:: TASK INSTRUCTIONS ::
Every line of the material is to be quoted verbatim, minus the pictures.

____

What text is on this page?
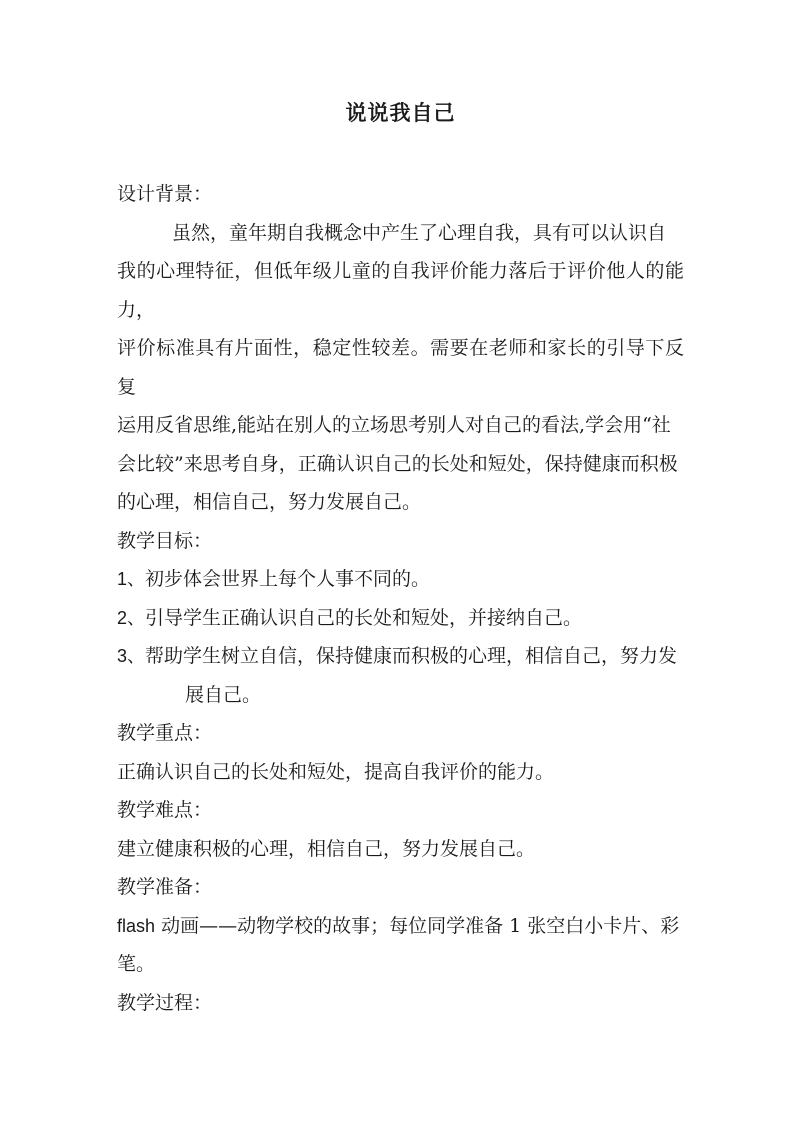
说说我自己

设计背景：

虽然，童年期自我概念中产生了心理自我，具有可以认识自

我的心理特征，但低年级儿童的自我评价能力落后于评价他人的能力，

评价标准具有片面性，稳定性较差。需要在老师和家长的引导下反复

运用反省思维,能站在别人的立场思考别人对自己的看法,学会用“社

会比较”来思考自身，正确认识自己的长处和短处，保持健康而积极

的心理，相信自己，努力发展自己。

教学目标：

1、初步体会世界上每个人事不同的。

2、引导学生正确认识自己的长处和短处，并接纳自己。

3、帮助学生树立自信，保持健康而积极的心理，相信自己，努力发

展自己。

教学重点：

正确认识自己的长处和短处，提高自我评价的能力。

教学难点：

建立健康积极的心理，相信自己，努力发展自己。

教学准备：

flash 动画——动物学校的故事；每位同学准备 1 张空白小卡片、彩

笔。

教学过程：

____

:: COMPLETE RESPONSE ::
What text is on this page?
说说我自己

设计背景：

虽然，童年期自我概念中产生了心理自我，具有可以认识自

我的心理特征，但低年级儿童的自我评价能力落后于评价他人的能力，

评价标准具有片面性，稳定性较差。需要在老师和家长的引导下反复

运用反省思维,能站在别人的立场思考别人对自己的看法,学会用“社

会比较”来思考自身，正确认识自己的长处和短处，保持健康而积极

的心理，相信自己，努力发展自己。

教学目标：

1、初步体会世界上每个人事不同的。

2、引导学生正确认识自己的长处和短处，并接纳自己。

3、帮助学生树立自信，保持健康而积极的心理，相信自己，努力发

展自己。

教学重点：

正确认识自己的长处和短处，提高自我评价的能力。

教学难点：

建立健康积极的心理，相信自己，努力发展自己。

教学准备：

flash 动画——动物学校的故事；每位同学准备 1 张空白小卡片、彩

笔。

教学过程：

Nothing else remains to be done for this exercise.